Repeat the material below exactly, line for line.
..........
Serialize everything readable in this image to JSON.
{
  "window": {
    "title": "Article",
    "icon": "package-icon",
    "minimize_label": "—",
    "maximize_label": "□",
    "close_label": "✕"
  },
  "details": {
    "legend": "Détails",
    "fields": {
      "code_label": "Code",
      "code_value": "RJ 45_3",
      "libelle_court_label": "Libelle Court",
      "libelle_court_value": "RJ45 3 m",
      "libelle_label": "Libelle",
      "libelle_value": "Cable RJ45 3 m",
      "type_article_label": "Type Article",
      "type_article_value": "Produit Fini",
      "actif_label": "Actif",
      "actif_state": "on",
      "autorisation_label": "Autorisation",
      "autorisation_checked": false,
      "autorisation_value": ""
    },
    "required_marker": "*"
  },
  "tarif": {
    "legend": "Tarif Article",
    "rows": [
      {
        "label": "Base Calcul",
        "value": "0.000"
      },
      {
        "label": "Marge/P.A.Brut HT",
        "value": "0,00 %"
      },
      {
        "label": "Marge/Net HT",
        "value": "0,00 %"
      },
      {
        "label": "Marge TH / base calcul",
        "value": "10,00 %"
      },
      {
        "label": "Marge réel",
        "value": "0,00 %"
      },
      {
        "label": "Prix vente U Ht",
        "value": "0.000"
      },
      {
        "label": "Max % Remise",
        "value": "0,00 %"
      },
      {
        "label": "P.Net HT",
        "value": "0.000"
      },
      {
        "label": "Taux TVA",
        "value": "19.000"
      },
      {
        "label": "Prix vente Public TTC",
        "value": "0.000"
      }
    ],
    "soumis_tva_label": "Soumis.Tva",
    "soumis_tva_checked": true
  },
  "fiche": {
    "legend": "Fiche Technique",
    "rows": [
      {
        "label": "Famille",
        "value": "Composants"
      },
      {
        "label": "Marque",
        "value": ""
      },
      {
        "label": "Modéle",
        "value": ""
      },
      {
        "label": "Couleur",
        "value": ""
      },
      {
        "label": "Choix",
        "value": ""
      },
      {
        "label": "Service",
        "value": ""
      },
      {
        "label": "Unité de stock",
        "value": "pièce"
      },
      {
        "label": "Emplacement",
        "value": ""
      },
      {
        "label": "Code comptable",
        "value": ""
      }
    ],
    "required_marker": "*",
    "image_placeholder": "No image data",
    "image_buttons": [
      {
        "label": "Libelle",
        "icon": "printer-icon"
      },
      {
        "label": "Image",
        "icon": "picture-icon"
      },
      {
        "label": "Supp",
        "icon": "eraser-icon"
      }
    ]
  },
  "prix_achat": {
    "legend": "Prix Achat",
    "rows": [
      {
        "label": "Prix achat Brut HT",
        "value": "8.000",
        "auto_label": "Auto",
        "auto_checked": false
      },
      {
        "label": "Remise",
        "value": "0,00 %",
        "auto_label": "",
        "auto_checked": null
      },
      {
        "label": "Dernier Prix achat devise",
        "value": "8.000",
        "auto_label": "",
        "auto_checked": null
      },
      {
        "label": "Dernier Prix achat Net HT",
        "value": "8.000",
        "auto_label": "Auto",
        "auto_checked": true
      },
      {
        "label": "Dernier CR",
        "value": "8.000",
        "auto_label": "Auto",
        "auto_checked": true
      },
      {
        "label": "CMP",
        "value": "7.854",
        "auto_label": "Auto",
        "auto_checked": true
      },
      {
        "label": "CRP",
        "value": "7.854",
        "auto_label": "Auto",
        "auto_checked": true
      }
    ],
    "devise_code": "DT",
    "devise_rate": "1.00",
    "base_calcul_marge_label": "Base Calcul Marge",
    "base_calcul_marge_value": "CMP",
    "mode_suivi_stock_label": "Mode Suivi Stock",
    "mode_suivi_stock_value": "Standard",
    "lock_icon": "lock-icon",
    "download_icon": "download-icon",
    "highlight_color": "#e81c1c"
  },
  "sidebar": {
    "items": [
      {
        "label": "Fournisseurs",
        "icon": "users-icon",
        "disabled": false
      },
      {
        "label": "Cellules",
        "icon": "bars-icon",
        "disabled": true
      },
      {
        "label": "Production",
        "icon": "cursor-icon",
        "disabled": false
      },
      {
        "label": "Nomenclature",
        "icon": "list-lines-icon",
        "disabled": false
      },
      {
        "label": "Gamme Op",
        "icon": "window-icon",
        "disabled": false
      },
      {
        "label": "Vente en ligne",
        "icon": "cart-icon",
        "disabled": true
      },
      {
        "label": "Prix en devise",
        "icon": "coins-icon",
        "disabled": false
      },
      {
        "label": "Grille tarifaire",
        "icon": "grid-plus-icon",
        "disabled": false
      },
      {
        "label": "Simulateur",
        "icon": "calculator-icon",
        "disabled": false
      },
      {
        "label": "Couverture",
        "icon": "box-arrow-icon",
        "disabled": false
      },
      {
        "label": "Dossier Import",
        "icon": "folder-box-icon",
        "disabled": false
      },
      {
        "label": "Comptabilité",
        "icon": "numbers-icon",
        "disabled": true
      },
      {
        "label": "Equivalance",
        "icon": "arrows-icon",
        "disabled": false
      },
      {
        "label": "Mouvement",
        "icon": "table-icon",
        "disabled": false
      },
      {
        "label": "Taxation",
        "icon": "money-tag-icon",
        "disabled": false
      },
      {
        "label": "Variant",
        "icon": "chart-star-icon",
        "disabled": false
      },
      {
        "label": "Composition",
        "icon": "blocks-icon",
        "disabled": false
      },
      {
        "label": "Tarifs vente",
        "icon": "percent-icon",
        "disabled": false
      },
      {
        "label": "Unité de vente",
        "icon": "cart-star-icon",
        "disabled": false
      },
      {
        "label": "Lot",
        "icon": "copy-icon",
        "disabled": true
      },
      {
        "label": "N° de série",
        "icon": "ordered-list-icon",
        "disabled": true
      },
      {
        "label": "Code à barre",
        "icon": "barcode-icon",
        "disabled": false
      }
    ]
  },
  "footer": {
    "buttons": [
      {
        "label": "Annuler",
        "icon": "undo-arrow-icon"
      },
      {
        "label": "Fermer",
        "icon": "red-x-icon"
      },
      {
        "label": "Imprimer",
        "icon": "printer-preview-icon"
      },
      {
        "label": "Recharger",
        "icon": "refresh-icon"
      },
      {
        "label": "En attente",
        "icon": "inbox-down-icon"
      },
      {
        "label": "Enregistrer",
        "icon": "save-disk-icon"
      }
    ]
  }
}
..........
◆ Exercise result
Serialize everything readable in this image to JSON.
{
  "window": {
    "title": "Article",
    "icon": "package-icon",
    "minimize_label": "—",
    "maximize_label": "□",
    "close_label": "✕"
  },
  "details": {
    "legend": "Détails",
    "fields": {
      "code_label": "Code",
      "code_value": "RJ 45_3",
      "libelle_court_label": "Libelle Court",
      "libelle_court_value": "RJ45 3 m",
      "libelle_label": "Libelle",
      "libelle_value": "Cable RJ45 3 m",
      "type_article_label": "Type Article",
      "type_article_value": "Produit Fini",
      "actif_label": "Actif",
      "actif_state": "on",
      "autorisation_label": "Autorisation",
      "autorisation_checked": false,
      "autorisation_value": ""
    },
    "required_marker": "*"
  },
  "tarif": {
    "legend": "Tarif Article",
    "rows": [
      {
        "label": "Base Calcul",
        "value": "0.000"
      },
      {
        "label": "Marge/P.A.Brut HT",
        "value": "0,00 %"
      },
      {
        "label": "Marge/Net HT",
        "value": "0,00 %"
      },
      {
        "label": "Marge TH / base calcul",
        "value": "10,00 %"
      },
      {
        "label": "Marge réel",
        "value": "0,00 %"
      },
      {
        "label": "Prix vente U Ht",
        "value": "0.000"
      },
      {
        "label": "Max % Remise",
        "value": "0,00 %"
      },
      {
        "label": "P.Net HT",
        "value": "0.000"
      },
      {
        "label": "Taux TVA",
        "value": "19.000"
      },
      {
        "label": "Prix vente Public TTC",
        "value": "0.000"
      }
    ],
    "soumis_tva_label": "Soumis.Tva",
    "soumis_tva_checked": true
  },
  "fiche": {
    "legend": "Fiche Technique",
    "rows": [
      {
        "label": "Famille",
        "value": "Composants"
      },
      {
        "label": "Marque",
        "value": ""
      },
      {
        "label": "Modéle",
        "value": ""
      },
      {
        "label": "Couleur",
        "value": ""
      },
      {
        "label": "Choix",
        "value": ""
      },
      {
        "label": "Service",
        "value": ""
      },
      {
        "label": "Unité de stock",
        "value": "pièce"
      },
      {
        "label": "Emplacement",
        "value": ""
      },
      {
        "label": "Code comptable",
        "value": ""
      }
    ],
    "required_marker": "*",
    "image_placeholder": "No image data",
    "image_buttons": [
      {
        "label": "Libelle",
        "icon": "printer-icon"
      },
      {
        "label": "Image",
        "icon": "picture-icon"
      },
      {
        "label": "Supp",
        "icon": "eraser-icon"
      }
    ]
  },
  "prix_achat": {
    "legend": "Prix Achat",
    "rows": [
      {
        "label": "Prix achat Brut HT",
        "value": "8.000",
        "auto_label": "Auto",
        "auto_checked": false
      },
      {
        "label": "Remise",
        "value": "0,00 %",
        "auto_label": "",
        "auto_checked": null
      },
      {
        "label": "Dernier Prix achat devise",
        "value": "8.000",
        "auto_label": "",
        "auto_checked": null
      },
      {
        "label": "Dernier Prix achat Net HT",
        "value": "8.000",
        "auto_label": "Auto",
        "auto_checked": true
      },
      {
        "label": "Dernier CR",
        "value": "8.000",
        "auto_label": "Auto",
        "auto_checked": true
      },
      {
        "label": "CMP",
        "value": "7.854",
        "auto_label": "Auto",
        "auto_checked": true
      },
      {
        "label": "CRP",
        "value": "7.854",
        "auto_label": "Auto",
        "auto_checked": true
      }
    ],
    "devise_code": "DT",
    "devise_rate": "1.00",
    "base_calcul_marge_label": "Base Calcul Marge",
    "base_calcul_marge_value": "CMP",
    "mode_suivi_stock_label": "Mode Suivi Stock",
    "mode_suivi_stock_value": "Standard",
    "lock_icon": "lock-icon",
    "download_icon": "download-icon",
    "highlight_color": "#e81c1c"
  },
  "sidebar": {
    "items": [
      {
        "label": "Fournisseurs",
        "icon": "users-icon",
        "disabled": false
      },
      {
        "label": "Cellules",
        "icon": "bars-icon",
        "disabled": true
      },
      {
        "label": "Production",
        "icon": "cursor-icon",
        "disabled": false
      },
      {
        "label": "Nomenclature",
        "icon": "list-lines-icon",
        "disabled": false
      },
      {
        "label": "Gamme Op",
        "icon": "window-icon",
        "disabled": false
      },
      {
        "label": "Vente en ligne",
        "icon": "cart-icon",
        "disabled": true
      },
      {
        "label": "Prix en devise",
        "icon": "coins-icon",
        "disabled": false
      },
      {
        "label": "Grille tarifaire",
        "icon": "grid-plus-icon",
        "disabled": false
      },
      {
        "label": "Simulateur",
        "icon": "calculator-icon",
        "disabled": false
      },
      {
        "label": "Couverture",
        "icon": "box-arrow-icon",
        "disabled": false
      },
      {
        "label": "Dossier Import",
        "icon": "folder-box-icon",
        "disabled": false
      },
      {
        "label": "Comptabilité",
        "icon": "numbers-icon",
        "disabled": true
      },
      {
        "label": "Equivalance",
        "icon": "arrows-icon",
        "disabled": false
      },
      {
        "label": "Mouvement",
        "icon": "table-icon",
        "disabled": false
      },
      {
        "label": "Taxation",
        "icon": "money-tag-icon",
        "disabled": false
      },
      {
        "label": "Variant",
        "icon": "chart-star-icon",
        "disabled": false
      },
      {
        "label": "Composition",
        "icon": "blocks-icon",
        "disabled": false
      },
      {
        "label": "Tarifs vente",
        "icon": "percent-icon",
        "disabled": false
      },
      {
        "label": "Unité de vente",
        "icon": "cart-star-icon",
        "disabled": false
      },
      {
        "label": "Lot",
        "icon": "copy-icon",
        "disabled": true
      },
      {
        "label": "N° de série",
        "icon": "ordered-list-icon",
        "disabled": true
      },
      {
        "label": "Code à barre",
        "icon": "barcode-icon",
        "disabled": false
      }
    ]
  },
  "footer": {
    "buttons": [
      {
        "label": "Annuler",
        "icon": "undo-arrow-icon"
      },
      {
        "label": "Fermer",
        "icon": "red-x-icon"
      },
      {
        "label": "Imprimer",
        "icon": "printer-preview-icon"
      },
      {
        "label": "Recharger",
        "icon": "refresh-icon"
      },
      {
        "label": "En attente",
        "icon": "inbox-down-icon"
      },
      {
        "label": "Enregistrer",
        "icon": "save-disk-icon"
      }
    ]
  }
}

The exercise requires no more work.